START Task input

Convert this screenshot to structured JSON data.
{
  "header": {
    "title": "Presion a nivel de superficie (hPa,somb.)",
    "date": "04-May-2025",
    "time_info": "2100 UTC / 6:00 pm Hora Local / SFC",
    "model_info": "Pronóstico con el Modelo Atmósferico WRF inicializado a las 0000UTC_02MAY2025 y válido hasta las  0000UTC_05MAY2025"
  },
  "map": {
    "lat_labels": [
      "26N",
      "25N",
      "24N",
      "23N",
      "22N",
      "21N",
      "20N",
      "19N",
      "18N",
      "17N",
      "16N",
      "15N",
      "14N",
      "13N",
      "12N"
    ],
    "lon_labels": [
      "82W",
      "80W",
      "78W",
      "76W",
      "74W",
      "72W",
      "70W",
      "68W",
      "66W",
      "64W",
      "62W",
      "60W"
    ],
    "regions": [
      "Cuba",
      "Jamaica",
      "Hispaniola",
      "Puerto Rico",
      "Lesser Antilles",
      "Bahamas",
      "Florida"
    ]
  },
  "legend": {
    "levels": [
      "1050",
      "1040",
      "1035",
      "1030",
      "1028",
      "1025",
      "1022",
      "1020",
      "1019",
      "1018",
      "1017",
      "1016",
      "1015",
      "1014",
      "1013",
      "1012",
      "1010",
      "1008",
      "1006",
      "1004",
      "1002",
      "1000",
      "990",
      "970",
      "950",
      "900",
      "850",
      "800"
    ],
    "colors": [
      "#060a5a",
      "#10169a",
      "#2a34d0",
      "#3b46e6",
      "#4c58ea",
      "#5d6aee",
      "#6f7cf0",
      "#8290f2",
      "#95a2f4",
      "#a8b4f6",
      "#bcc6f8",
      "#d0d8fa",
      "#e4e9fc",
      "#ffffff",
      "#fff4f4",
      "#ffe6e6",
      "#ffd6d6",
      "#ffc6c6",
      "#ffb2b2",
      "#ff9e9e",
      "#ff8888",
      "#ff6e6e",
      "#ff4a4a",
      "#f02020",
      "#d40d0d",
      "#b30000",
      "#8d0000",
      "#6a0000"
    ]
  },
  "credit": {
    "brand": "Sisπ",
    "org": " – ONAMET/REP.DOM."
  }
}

END Task input

**Exercise description:** Reproduce each entry word for word.

**Full solution:**
Convert this screenshot to structured JSON data.
{
  "header": {
    "title": "Presion a nivel de superficie (hPa,somb.)",
    "date": "04-May-2025",
    "time_info": "2100 UTC / 6:00 pm Hora Local / SFC",
    "model_info": "Pronóstico con el Modelo Atmósferico WRF inicializado a las 0000UTC_02MAY2025 y válido hasta las  0000UTC_05MAY2025"
  },
  "map": {
    "lat_labels": [
      "26N",
      "25N",
      "24N",
      "23N",
      "22N",
      "21N",
      "20N",
      "19N",
      "18N",
      "17N",
      "16N",
      "15N",
      "14N",
      "13N",
      "12N"
    ],
    "lon_labels": [
      "82W",
      "80W",
      "78W",
      "76W",
      "74W",
      "72W",
      "70W",
      "68W",
      "66W",
      "64W",
      "62W",
      "60W"
    ],
    "regions": [
      "Cuba",
      "Jamaica",
      "Hispaniola",
      "Puerto Rico",
      "Lesser Antilles",
      "Bahamas",
      "Florida"
    ]
  },
  "legend": {
    "levels": [
      "1050",
      "1040",
      "1035",
      "1030",
      "1028",
      "1025",
      "1022",
      "1020",
      "1019",
      "1018",
      "1017",
      "1016",
      "1015",
      "1014",
      "1013",
      "1012",
      "1010",
      "1008",
      "1006",
      "1004",
      "1002",
      "1000",
      "990",
      "970",
      "950",
      "900",
      "850",
      "800"
    ],
    "colors": [
      "#060a5a",
      "#10169a",
      "#2a34d0",
      "#3b46e6",
      "#4c58ea",
      "#5d6aee",
      "#6f7cf0",
      "#8290f2",
      "#95a2f4",
      "#a8b4f6",
      "#bcc6f8",
      "#d0d8fa",
      "#e4e9fc",
      "#ffffff",
      "#fff4f4",
      "#ffe6e6",
      "#ffd6d6",
      "#ffc6c6",
      "#ffb2b2",
      "#ff9e9e",
      "#ff8888",
      "#ff6e6e",
      "#ff4a4a",
      "#f02020",
      "#d40d0d",
      "#b30000",
      "#8d0000",
      "#6a0000"
    ]
  },
  "credit": {
    "brand": "Sisπ",
    "org": " – ONAMET/REP.DOM."
  }
}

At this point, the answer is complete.